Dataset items
◆ ◆ ◆ ◆ ◆
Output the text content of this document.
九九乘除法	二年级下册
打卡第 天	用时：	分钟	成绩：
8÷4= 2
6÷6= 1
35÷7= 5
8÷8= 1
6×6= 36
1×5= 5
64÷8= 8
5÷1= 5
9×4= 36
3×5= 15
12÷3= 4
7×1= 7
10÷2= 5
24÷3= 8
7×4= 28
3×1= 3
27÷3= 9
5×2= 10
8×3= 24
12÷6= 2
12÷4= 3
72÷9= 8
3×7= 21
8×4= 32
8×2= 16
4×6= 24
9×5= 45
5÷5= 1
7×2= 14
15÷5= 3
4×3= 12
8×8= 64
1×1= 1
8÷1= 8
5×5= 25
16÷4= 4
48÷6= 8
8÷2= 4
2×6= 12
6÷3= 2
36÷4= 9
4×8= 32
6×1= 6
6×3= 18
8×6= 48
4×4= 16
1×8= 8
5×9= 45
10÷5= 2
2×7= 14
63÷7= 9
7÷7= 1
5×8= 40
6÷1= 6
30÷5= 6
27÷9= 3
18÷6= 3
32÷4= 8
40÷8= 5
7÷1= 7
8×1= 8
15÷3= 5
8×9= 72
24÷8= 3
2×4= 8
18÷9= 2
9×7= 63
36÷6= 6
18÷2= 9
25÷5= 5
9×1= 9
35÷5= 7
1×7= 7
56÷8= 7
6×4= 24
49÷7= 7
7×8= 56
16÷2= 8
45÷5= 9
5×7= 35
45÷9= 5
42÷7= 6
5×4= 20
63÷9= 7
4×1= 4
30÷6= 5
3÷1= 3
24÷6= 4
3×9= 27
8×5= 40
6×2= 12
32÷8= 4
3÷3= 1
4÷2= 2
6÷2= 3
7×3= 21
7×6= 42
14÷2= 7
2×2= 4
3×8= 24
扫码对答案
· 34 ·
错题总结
◆ ◆ ◆ ◆ ◆
• _Stated task_
Retype the material in full, character for character.

• _Result below_
Output the text content of this document.
九九乘除法	二年级下册
打卡第 天	用时：	分钟	成绩：
8÷4= 2
6÷6= 1
35÷7= 5
8÷8= 1
6×6= 36
1×5= 5
64÷8= 8
5÷1= 5
9×4= 36
3×5= 15
12÷3= 4
7×1= 7
10÷2= 5
24÷3= 8
7×4= 28
3×1= 3
27÷3= 9
5×2= 10
8×3= 24
12÷6= 2
12÷4= 3
72÷9= 8
3×7= 21
8×4= 32
8×2= 16
4×6= 24
9×5= 45
5÷5= 1
7×2= 14
15÷5= 3
4×3= 12
8×8= 64
1×1= 1
8÷1= 8
5×5= 25
16÷4= 4
48÷6= 8
8÷2= 4
2×6= 12
6÷3= 2
36÷4= 9
4×8= 32
6×1= 6
6×3= 18
8×6= 48
4×4= 16
1×8= 8
5×9= 45
10÷5= 2
2×7= 14
63÷7= 9
7÷7= 1
5×8= 40
6÷1= 6
30÷5= 6
27÷9= 3
18÷6= 3
32÷4= 8
40÷8= 5
7÷1= 7
8×1= 8
15÷3= 5
8×9= 72
24÷8= 3
2×4= 8
18÷9= 2
9×7= 63
36÷6= 6
18÷2= 9
25÷5= 5
9×1= 9
35÷5= 7
1×7= 7
56÷8= 7
6×4= 24
49÷7= 7
7×8= 56
16÷2= 8
45÷5= 9
5×7= 35
45÷9= 5
42÷7= 6
5×4= 20
63÷9= 7
4×1= 4
30÷6= 5
3÷1= 3
24÷6= 4
3×9= 27
8×5= 40
6×2= 12
32÷8= 4
3÷3= 1
4÷2= 2
6÷2= 3
7×3= 21
7×6= 42
14÷2= 7
2×2= 4
3×8= 24
扫码对答案
· 34 ·
错题总结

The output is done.